→ What is being asked: Restate each of the lines below word for word and drop every picture.

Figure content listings
+===+
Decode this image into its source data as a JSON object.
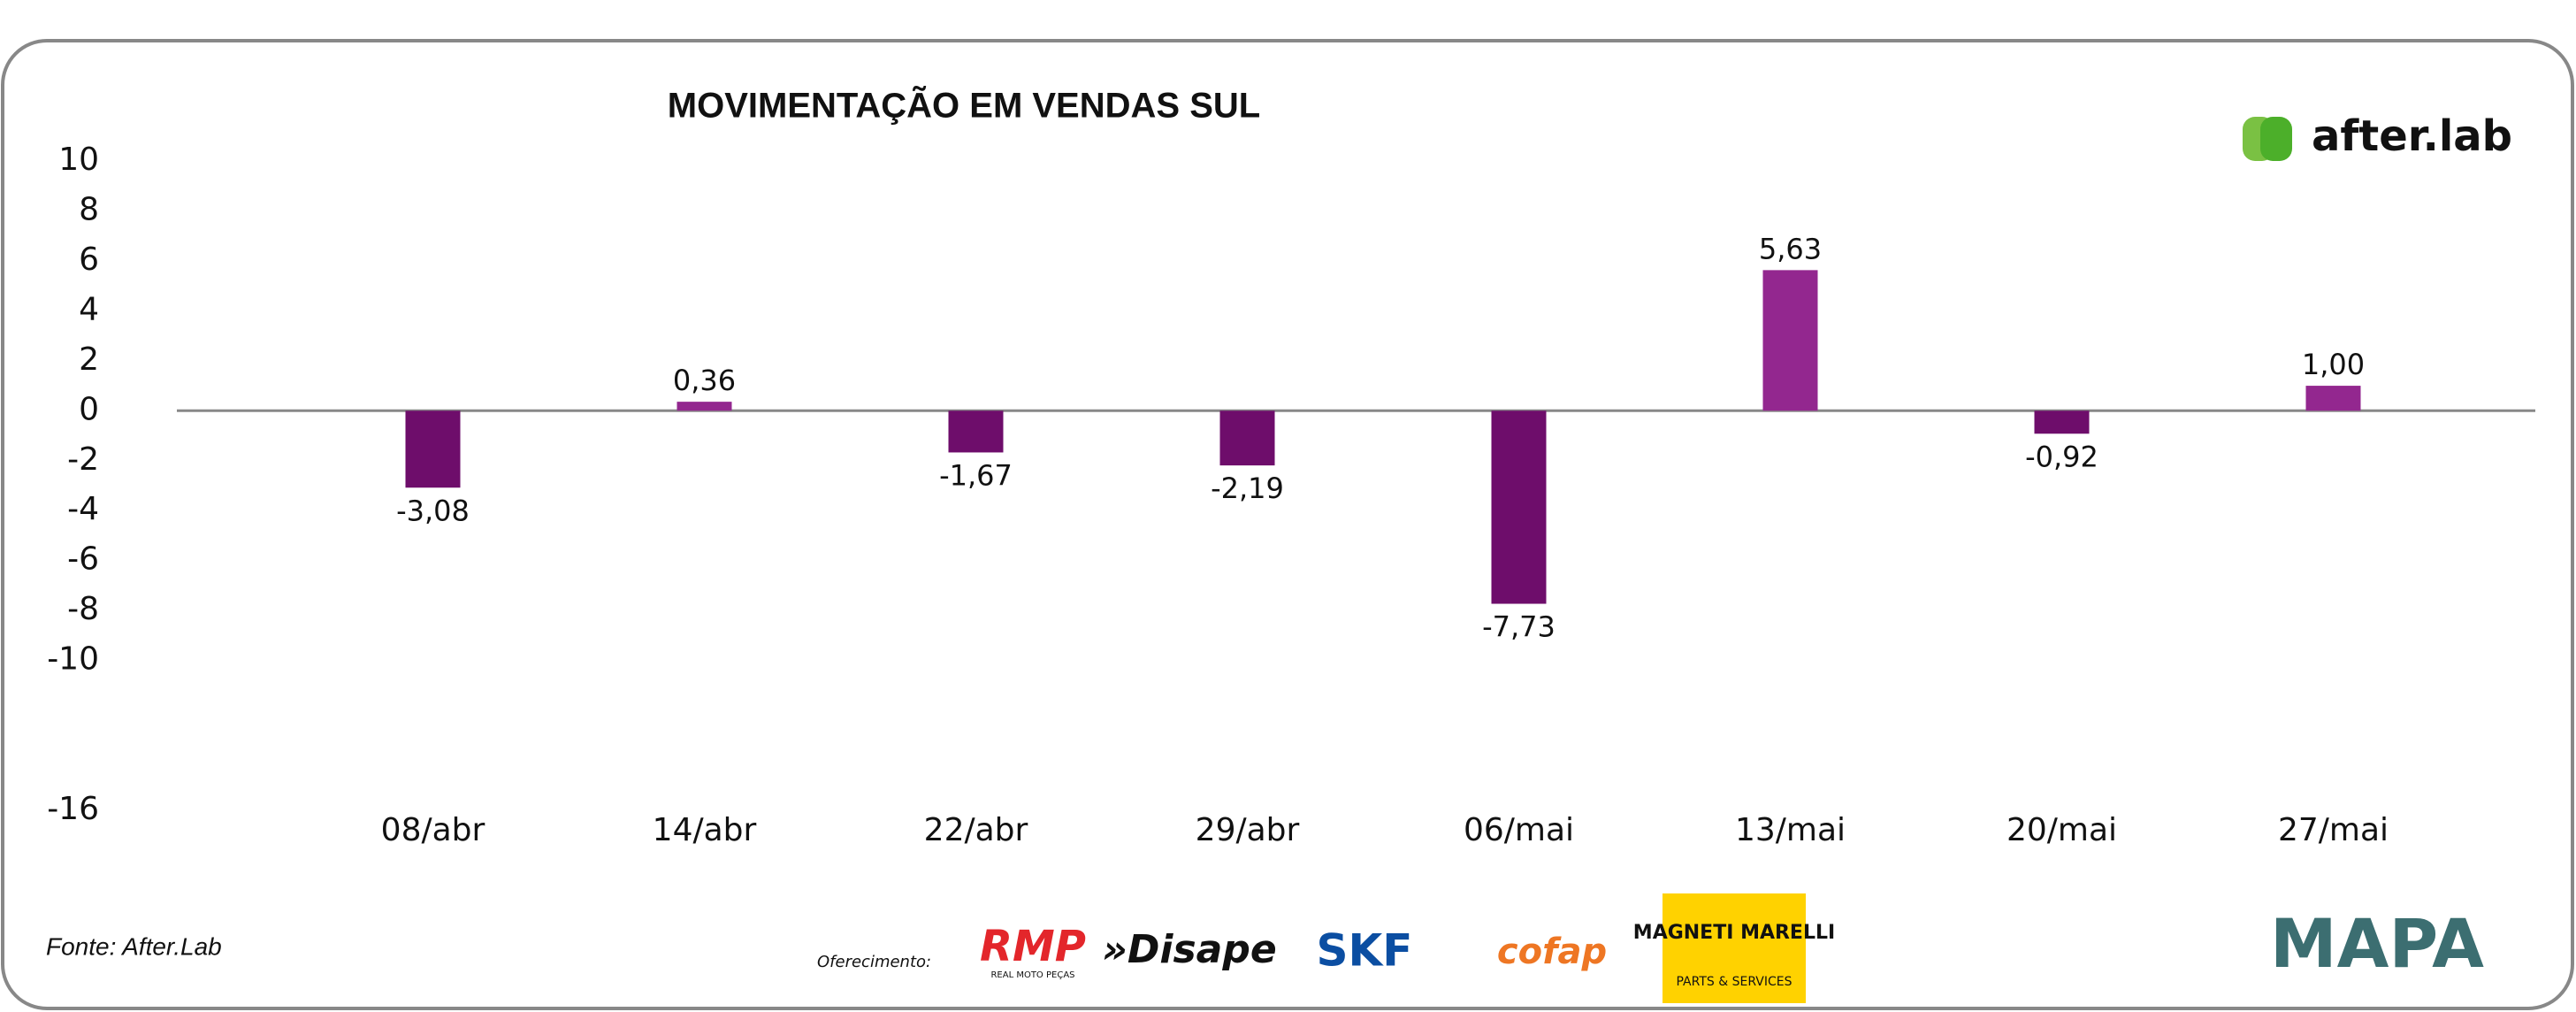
{
  "chart_data": {
    "type": "bar",
    "title": "MOVIMENTAÇÃO EM VENDAS SUL",
    "categories": [
      "08/abr",
      "14/abr",
      "22/abr",
      "29/abr",
      "06/mai",
      "13/mai",
      "20/mai",
      "27/mai"
    ],
    "values": [
      -3.08,
      0.36,
      -1.67,
      -2.19,
      -7.73,
      5.63,
      -0.92,
      1.0
    ],
    "value_labels": [
      "-3,08",
      "0,36",
      "-1,67",
      "-2,19",
      "-7,73",
      "5,63",
      "-0,92",
      "1,00"
    ],
    "color": "#93278f",
    "negative_color": "#6e0d6b",
    "ylim": [
      -16,
      10
    ],
    "yticks": [
      10,
      8,
      6,
      4,
      2,
      0,
      -2,
      -4,
      -6,
      -8,
      -10,
      -16
    ]
  },
  "footer": {
    "source": "Fonte: After.Lab",
    "sponsor_label": "Oferecimento:"
  },
  "logos": {
    "brand": "after.lab",
    "rmp": "RMP",
    "rmp_sub": "REAL MOTO PEÇAS",
    "disape": "»Disape",
    "skf": "SKF",
    "cofap": "cofap",
    "magneti": "MAGNETI MARELLI",
    "magneti_sub": "PARTS & SERVICES",
    "mapa": "MAPA"
  }
}
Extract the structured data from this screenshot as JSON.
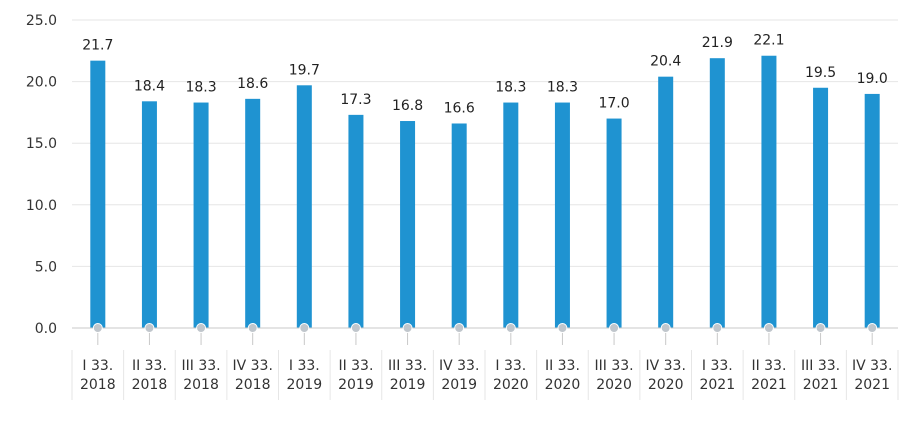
{
  "chart_data": {
    "type": "bar",
    "categories": [
      [
        "I 33.",
        "2018"
      ],
      [
        "II 33.",
        "2018"
      ],
      [
        "III 33.",
        "2018"
      ],
      [
        "IV 33.",
        "2018"
      ],
      [
        "I 33.",
        "2019"
      ],
      [
        "II 33.",
        "2019"
      ],
      [
        "III 33.",
        "2019"
      ],
      [
        "IV 33.",
        "2019"
      ],
      [
        "I 33.",
        "2020"
      ],
      [
        "II 33.",
        "2020"
      ],
      [
        "III 33.",
        "2020"
      ],
      [
        "IV 33.",
        "2020"
      ],
      [
        "I 33.",
        "2021"
      ],
      [
        "II 33.",
        "2021"
      ],
      [
        "III 33.",
        "2021"
      ],
      [
        "IV 33.",
        "2021"
      ]
    ],
    "values": [
      21.7,
      18.4,
      18.3,
      18.6,
      19.7,
      17.3,
      16.8,
      16.6,
      18.3,
      18.3,
      17.0,
      20.4,
      21.9,
      22.1,
      19.5,
      19.0
    ],
    "data_labels": [
      "21.7",
      "18.4",
      "18.3",
      "18.6",
      "19.7",
      "17.3",
      "16.8",
      "16.6",
      "18.3",
      "18.3",
      "17.0",
      "20.4",
      "21.9",
      "22.1",
      "19.5",
      "19.0"
    ],
    "yticks": [
      "0.0",
      "5.0",
      "10.0",
      "15.0",
      "20.0",
      "25.0"
    ],
    "ylim": [
      0,
      25
    ],
    "title": "",
    "xlabel": "",
    "ylabel": "",
    "grid": true,
    "legend": "none",
    "colors": {
      "bar": "#1f93d1",
      "grid": "#e6e6e6",
      "axis": "#c8c8c8",
      "marker": "#c0c6cc"
    }
  }
}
+===+
→ Answer to this problem:
Decode this image into its source data as a JSON object.
{
  "chart_data": {
    "type": "bar",
    "title": "MOVIMENTAÇÃO EM VENDAS SUL",
    "categories": [
      "08/abr",
      "14/abr",
      "22/abr",
      "29/abr",
      "06/mai",
      "13/mai",
      "20/mai",
      "27/mai"
    ],
    "values": [
      -3.08,
      0.36,
      -1.67,
      -2.19,
      -7.73,
      5.63,
      -0.92,
      1.0
    ],
    "value_labels": [
      "-3,08",
      "0,36",
      "-1,67",
      "-2,19",
      "-7,73",
      "5,63",
      "-0,92",
      "1,00"
    ],
    "color": "#93278f",
    "negative_color": "#6e0d6b",
    "ylim": [
      -16,
      10
    ],
    "yticks": [
      10,
      8,
      6,
      4,
      2,
      0,
      -2,
      -4,
      -6,
      -8,
      -10,
      -16
    ]
  },
  "footer": {
    "source": "Fonte: After.Lab",
    "sponsor_label": "Oferecimento:"
  },
  "logos": {
    "brand": "after.lab",
    "rmp": "RMP",
    "rmp_sub": "REAL MOTO PEÇAS",
    "disape": "»Disape",
    "skf": "SKF",
    "cofap": "cofap",
    "magneti": "MAGNETI MARELLI",
    "magneti_sub": "PARTS & SERVICES",
    "mapa": "MAPA"
  }
}
Extract the structured data from this screenshot as JSON.
{
  "chart_data": {
    "type": "bar",
    "categories": [
      [
        "I 33.",
        "2018"
      ],
      [
        "II 33.",
        "2018"
      ],
      [
        "III 33.",
        "2018"
      ],
      [
        "IV 33.",
        "2018"
      ],
      [
        "I 33.",
        "2019"
      ],
      [
        "II 33.",
        "2019"
      ],
      [
        "III 33.",
        "2019"
      ],
      [
        "IV 33.",
        "2019"
      ],
      [
        "I 33.",
        "2020"
      ],
      [
        "II 33.",
        "2020"
      ],
      [
        "III 33.",
        "2020"
      ],
      [
        "IV 33.",
        "2020"
      ],
      [
        "I 33.",
        "2021"
      ],
      [
        "II 33.",
        "2021"
      ],
      [
        "III 33.",
        "2021"
      ],
      [
        "IV 33.",
        "2021"
      ]
    ],
    "values": [
      21.7,
      18.4,
      18.3,
      18.6,
      19.7,
      17.3,
      16.8,
      16.6,
      18.3,
      18.3,
      17.0,
      20.4,
      21.9,
      22.1,
      19.5,
      19.0
    ],
    "data_labels": [
      "21.7",
      "18.4",
      "18.3",
      "18.6",
      "19.7",
      "17.3",
      "16.8",
      "16.6",
      "18.3",
      "18.3",
      "17.0",
      "20.4",
      "21.9",
      "22.1",
      "19.5",
      "19.0"
    ],
    "yticks": [
      "0.0",
      "5.0",
      "10.0",
      "15.0",
      "20.0",
      "25.0"
    ],
    "ylim": [
      0,
      25
    ],
    "title": "",
    "xlabel": "",
    "ylabel": "",
    "grid": true,
    "legend": "none",
    "colors": {
      "bar": "#1f93d1",
      "grid": "#e6e6e6",
      "axis": "#c8c8c8",
      "marker": "#c0c6cc"
    }
  }
}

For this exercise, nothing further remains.